> _Problem requirements_
The records below are to be copied word for word, with every picture left out.
►
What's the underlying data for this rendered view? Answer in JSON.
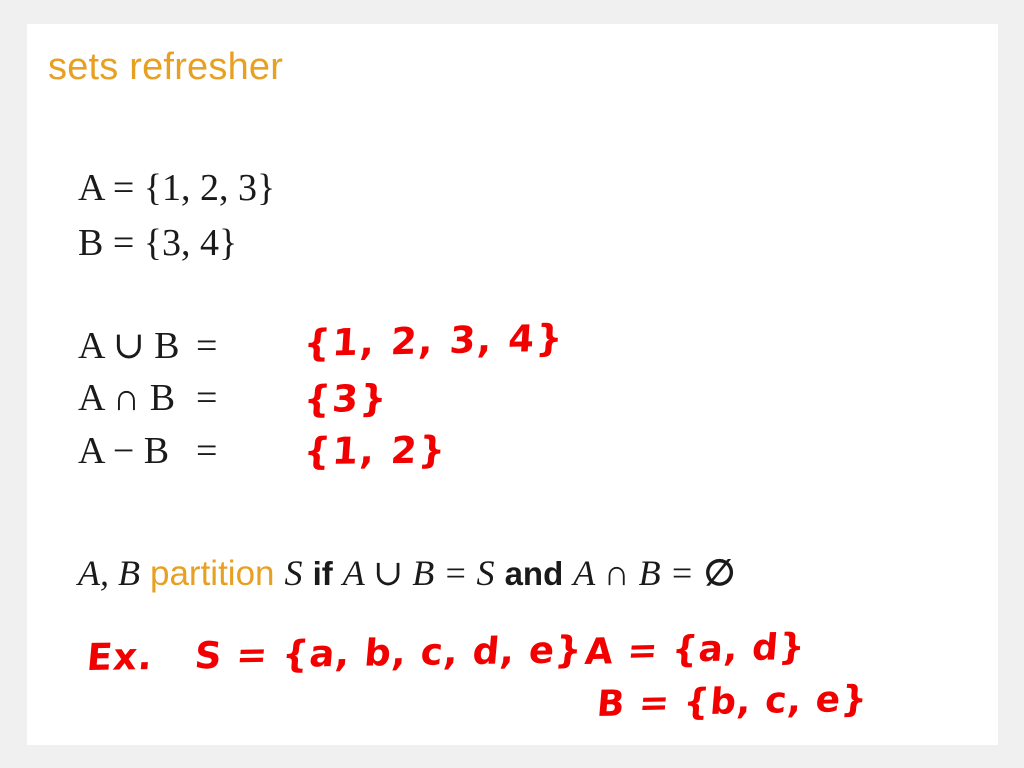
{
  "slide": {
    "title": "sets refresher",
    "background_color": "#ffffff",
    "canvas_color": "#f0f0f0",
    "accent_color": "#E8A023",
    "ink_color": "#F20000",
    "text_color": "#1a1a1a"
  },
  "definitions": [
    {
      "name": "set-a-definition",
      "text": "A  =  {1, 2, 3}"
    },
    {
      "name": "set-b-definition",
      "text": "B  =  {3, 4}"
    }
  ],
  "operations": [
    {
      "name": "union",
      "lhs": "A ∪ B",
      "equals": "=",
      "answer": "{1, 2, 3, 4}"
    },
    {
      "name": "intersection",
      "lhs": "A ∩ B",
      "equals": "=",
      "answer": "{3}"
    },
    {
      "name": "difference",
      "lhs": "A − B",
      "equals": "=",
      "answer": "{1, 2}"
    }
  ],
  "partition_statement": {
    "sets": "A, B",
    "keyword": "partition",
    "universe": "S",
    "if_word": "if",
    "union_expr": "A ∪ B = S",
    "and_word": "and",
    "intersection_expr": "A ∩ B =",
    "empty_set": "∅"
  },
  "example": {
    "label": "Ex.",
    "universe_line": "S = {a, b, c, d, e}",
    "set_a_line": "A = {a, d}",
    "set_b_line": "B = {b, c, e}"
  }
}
◄
> _Worked solution_
What's the underlying data for this rendered view? Answer in JSON.
{
  "slide": {
    "title": "sets refresher",
    "background_color": "#ffffff",
    "canvas_color": "#f0f0f0",
    "accent_color": "#E8A023",
    "ink_color": "#F20000",
    "text_color": "#1a1a1a"
  },
  "definitions": [
    {
      "name": "set-a-definition",
      "text": "A  =  {1, 2, 3}"
    },
    {
      "name": "set-b-definition",
      "text": "B  =  {3, 4}"
    }
  ],
  "operations": [
    {
      "name": "union",
      "lhs": "A ∪ B",
      "equals": "=",
      "answer": "{1, 2, 3, 4}"
    },
    {
      "name": "intersection",
      "lhs": "A ∩ B",
      "equals": "=",
      "answer": "{3}"
    },
    {
      "name": "difference",
      "lhs": "A − B",
      "equals": "=",
      "answer": "{1, 2}"
    }
  ],
  "partition_statement": {
    "sets": "A, B",
    "keyword": "partition",
    "universe": "S",
    "if_word": "if",
    "union_expr": "A ∪ B = S",
    "and_word": "and",
    "intersection_expr": "A ∩ B =",
    "empty_set": "∅"
  },
  "example": {
    "label": "Ex.",
    "universe_line": "S = {a, b, c, d, e}",
    "set_a_line": "A = {a, d}",
    "set_b_line": "B = {b, c, e}"
  }
}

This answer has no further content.